───── Record set
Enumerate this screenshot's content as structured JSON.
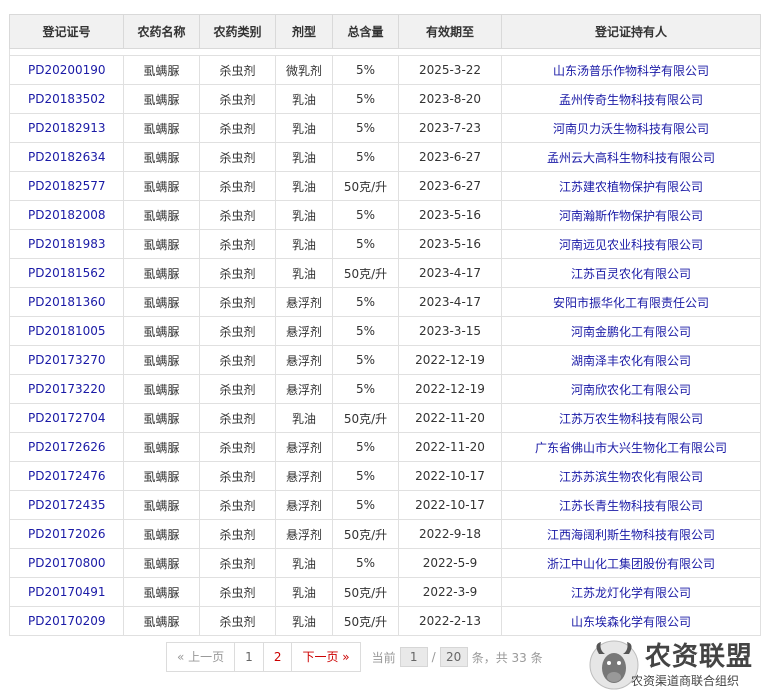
{
  "table": {
    "headers": [
      "登记证号",
      "农药名称",
      "农药类别",
      "剂型",
      "总含量",
      "有效期至",
      "登记证持有人"
    ],
    "rows": [
      {
        "code": "PD20200190",
        "name": "虱螨脲",
        "category": "杀虫剂",
        "form": "微乳剂",
        "content": "5%",
        "expiry": "2025-3-22",
        "holder": "山东汤普乐作物科学有限公司"
      },
      {
        "code": "PD20183502",
        "name": "虱螨脲",
        "category": "杀虫剂",
        "form": "乳油",
        "content": "5%",
        "expiry": "2023-8-20",
        "holder": "孟州传奇生物科技有限公司"
      },
      {
        "code": "PD20182913",
        "name": "虱螨脲",
        "category": "杀虫剂",
        "form": "乳油",
        "content": "5%",
        "expiry": "2023-7-23",
        "holder": "河南贝力沃生物科技有限公司"
      },
      {
        "code": "PD20182634",
        "name": "虱螨脲",
        "category": "杀虫剂",
        "form": "乳油",
        "content": "5%",
        "expiry": "2023-6-27",
        "holder": "孟州云大高科生物科技有限公司"
      },
      {
        "code": "PD20182577",
        "name": "虱螨脲",
        "category": "杀虫剂",
        "form": "乳油",
        "content": "50克/升",
        "expiry": "2023-6-27",
        "holder": "江苏建农植物保护有限公司"
      },
      {
        "code": "PD20182008",
        "name": "虱螨脲",
        "category": "杀虫剂",
        "form": "乳油",
        "content": "5%",
        "expiry": "2023-5-16",
        "holder": "河南瀚斯作物保护有限公司"
      },
      {
        "code": "PD20181983",
        "name": "虱螨脲",
        "category": "杀虫剂",
        "form": "乳油",
        "content": "5%",
        "expiry": "2023-5-16",
        "holder": "河南远见农业科技有限公司"
      },
      {
        "code": "PD20181562",
        "name": "虱螨脲",
        "category": "杀虫剂",
        "form": "乳油",
        "content": "50克/升",
        "expiry": "2023-4-17",
        "holder": "江苏百灵农化有限公司"
      },
      {
        "code": "PD20181360",
        "name": "虱螨脲",
        "category": "杀虫剂",
        "form": "悬浮剂",
        "content": "5%",
        "expiry": "2023-4-17",
        "holder": "安阳市振华化工有限责任公司"
      },
      {
        "code": "PD20181005",
        "name": "虱螨脲",
        "category": "杀虫剂",
        "form": "悬浮剂",
        "content": "5%",
        "expiry": "2023-3-15",
        "holder": "河南金鹏化工有限公司"
      },
      {
        "code": "PD20173270",
        "name": "虱螨脲",
        "category": "杀虫剂",
        "form": "悬浮剂",
        "content": "5%",
        "expiry": "2022-12-19",
        "holder": "湖南泽丰农化有限公司"
      },
      {
        "code": "PD20173220",
        "name": "虱螨脲",
        "category": "杀虫剂",
        "form": "悬浮剂",
        "content": "5%",
        "expiry": "2022-12-19",
        "holder": "河南欣农化工有限公司"
      },
      {
        "code": "PD20172704",
        "name": "虱螨脲",
        "category": "杀虫剂",
        "form": "乳油",
        "content": "50克/升",
        "expiry": "2022-11-20",
        "holder": "江苏万农生物科技有限公司"
      },
      {
        "code": "PD20172626",
        "name": "虱螨脲",
        "category": "杀虫剂",
        "form": "悬浮剂",
        "content": "5%",
        "expiry": "2022-11-20",
        "holder": "广东省佛山市大兴生物化工有限公司"
      },
      {
        "code": "PD20172476",
        "name": "虱螨脲",
        "category": "杀虫剂",
        "form": "悬浮剂",
        "content": "5%",
        "expiry": "2022-10-17",
        "holder": "江苏苏滨生物农化有限公司"
      },
      {
        "code": "PD20172435",
        "name": "虱螨脲",
        "category": "杀虫剂",
        "form": "悬浮剂",
        "content": "5%",
        "expiry": "2022-10-17",
        "holder": "江苏长青生物科技有限公司"
      },
      {
        "code": "PD20172026",
        "name": "虱螨脲",
        "category": "杀虫剂",
        "form": "悬浮剂",
        "content": "50克/升",
        "expiry": "2022-9-18",
        "holder": "江西海阔利斯生物科技有限公司"
      },
      {
        "code": "PD20170800",
        "name": "虱螨脲",
        "category": "杀虫剂",
        "form": "乳油",
        "content": "5%",
        "expiry": "2022-5-9",
        "holder": "浙江中山化工集团股份有限公司"
      },
      {
        "code": "PD20170491",
        "name": "虱螨脲",
        "category": "杀虫剂",
        "form": "乳油",
        "content": "50克/升",
        "expiry": "2022-3-9",
        "holder": "江苏龙灯化学有限公司"
      },
      {
        "code": "PD20170209",
        "name": "虱螨脲",
        "category": "杀虫剂",
        "form": "乳油",
        "content": "50克/升",
        "expiry": "2022-2-13",
        "holder": "山东埃森化学有限公司"
      }
    ]
  },
  "pager": {
    "prev_label": "« 上一页",
    "pages": [
      "1",
      "2"
    ],
    "next_label": "下一页 »",
    "current_prefix": "当前",
    "current_page": "1",
    "separator": "/",
    "total_pages": "20",
    "summary": "条，共 33 条"
  },
  "logo": {
    "main_text": "农资联盟",
    "sub_text": "农资渠道商联合组织"
  },
  "colors": {
    "link": "#1a1aa6",
    "header_bg": "#f1f1f1",
    "active_page": "#cc0000"
  }
}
──────────
▶ _Instructions to follow_
Copy out all of the data word for word. Do not carry over any picture.

▶ _Finished answer_
Enumerate this screenshot's content as structured JSON.
{
  "table": {
    "headers": [
      "登记证号",
      "农药名称",
      "农药类别",
      "剂型",
      "总含量",
      "有效期至",
      "登记证持有人"
    ],
    "rows": [
      {
        "code": "PD20200190",
        "name": "虱螨脲",
        "category": "杀虫剂",
        "form": "微乳剂",
        "content": "5%",
        "expiry": "2025-3-22",
        "holder": "山东汤普乐作物科学有限公司"
      },
      {
        "code": "PD20183502",
        "name": "虱螨脲",
        "category": "杀虫剂",
        "form": "乳油",
        "content": "5%",
        "expiry": "2023-8-20",
        "holder": "孟州传奇生物科技有限公司"
      },
      {
        "code": "PD20182913",
        "name": "虱螨脲",
        "category": "杀虫剂",
        "form": "乳油",
        "content": "5%",
        "expiry": "2023-7-23",
        "holder": "河南贝力沃生物科技有限公司"
      },
      {
        "code": "PD20182634",
        "name": "虱螨脲",
        "category": "杀虫剂",
        "form": "乳油",
        "content": "5%",
        "expiry": "2023-6-27",
        "holder": "孟州云大高科生物科技有限公司"
      },
      {
        "code": "PD20182577",
        "name": "虱螨脲",
        "category": "杀虫剂",
        "form": "乳油",
        "content": "50克/升",
        "expiry": "2023-6-27",
        "holder": "江苏建农植物保护有限公司"
      },
      {
        "code": "PD20182008",
        "name": "虱螨脲",
        "category": "杀虫剂",
        "form": "乳油",
        "content": "5%",
        "expiry": "2023-5-16",
        "holder": "河南瀚斯作物保护有限公司"
      },
      {
        "code": "PD20181983",
        "name": "虱螨脲",
        "category": "杀虫剂",
        "form": "乳油",
        "content": "5%",
        "expiry": "2023-5-16",
        "holder": "河南远见农业科技有限公司"
      },
      {
        "code": "PD20181562",
        "name": "虱螨脲",
        "category": "杀虫剂",
        "form": "乳油",
        "content": "50克/升",
        "expiry": "2023-4-17",
        "holder": "江苏百灵农化有限公司"
      },
      {
        "code": "PD20181360",
        "name": "虱螨脲",
        "category": "杀虫剂",
        "form": "悬浮剂",
        "content": "5%",
        "expiry": "2023-4-17",
        "holder": "安阳市振华化工有限责任公司"
      },
      {
        "code": "PD20181005",
        "name": "虱螨脲",
        "category": "杀虫剂",
        "form": "悬浮剂",
        "content": "5%",
        "expiry": "2023-3-15",
        "holder": "河南金鹏化工有限公司"
      },
      {
        "code": "PD20173270",
        "name": "虱螨脲",
        "category": "杀虫剂",
        "form": "悬浮剂",
        "content": "5%",
        "expiry": "2022-12-19",
        "holder": "湖南泽丰农化有限公司"
      },
      {
        "code": "PD20173220",
        "name": "虱螨脲",
        "category": "杀虫剂",
        "form": "悬浮剂",
        "content": "5%",
        "expiry": "2022-12-19",
        "holder": "河南欣农化工有限公司"
      },
      {
        "code": "PD20172704",
        "name": "虱螨脲",
        "category": "杀虫剂",
        "form": "乳油",
        "content": "50克/升",
        "expiry": "2022-11-20",
        "holder": "江苏万农生物科技有限公司"
      },
      {
        "code": "PD20172626",
        "name": "虱螨脲",
        "category": "杀虫剂",
        "form": "悬浮剂",
        "content": "5%",
        "expiry": "2022-11-20",
        "holder": "广东省佛山市大兴生物化工有限公司"
      },
      {
        "code": "PD20172476",
        "name": "虱螨脲",
        "category": "杀虫剂",
        "form": "悬浮剂",
        "content": "5%",
        "expiry": "2022-10-17",
        "holder": "江苏苏滨生物农化有限公司"
      },
      {
        "code": "PD20172435",
        "name": "虱螨脲",
        "category": "杀虫剂",
        "form": "悬浮剂",
        "content": "5%",
        "expiry": "2022-10-17",
        "holder": "江苏长青生物科技有限公司"
      },
      {
        "code": "PD20172026",
        "name": "虱螨脲",
        "category": "杀虫剂",
        "form": "悬浮剂",
        "content": "50克/升",
        "expiry": "2022-9-18",
        "holder": "江西海阔利斯生物科技有限公司"
      },
      {
        "code": "PD20170800",
        "name": "虱螨脲",
        "category": "杀虫剂",
        "form": "乳油",
        "content": "5%",
        "expiry": "2022-5-9",
        "holder": "浙江中山化工集团股份有限公司"
      },
      {
        "code": "PD20170491",
        "name": "虱螨脲",
        "category": "杀虫剂",
        "form": "乳油",
        "content": "50克/升",
        "expiry": "2022-3-9",
        "holder": "江苏龙灯化学有限公司"
      },
      {
        "code": "PD20170209",
        "name": "虱螨脲",
        "category": "杀虫剂",
        "form": "乳油",
        "content": "50克/升",
        "expiry": "2022-2-13",
        "holder": "山东埃森化学有限公司"
      }
    ]
  },
  "pager": {
    "prev_label": "« 上一页",
    "pages": [
      "1",
      "2"
    ],
    "next_label": "下一页 »",
    "current_prefix": "当前",
    "current_page": "1",
    "separator": "/",
    "total_pages": "20",
    "summary": "条，共 33 条"
  },
  "logo": {
    "main_text": "农资联盟",
    "sub_text": "农资渠道商联合组织"
  },
  "colors": {
    "link": "#1a1aa6",
    "header_bg": "#f1f1f1",
    "active_page": "#cc0000"
  }
}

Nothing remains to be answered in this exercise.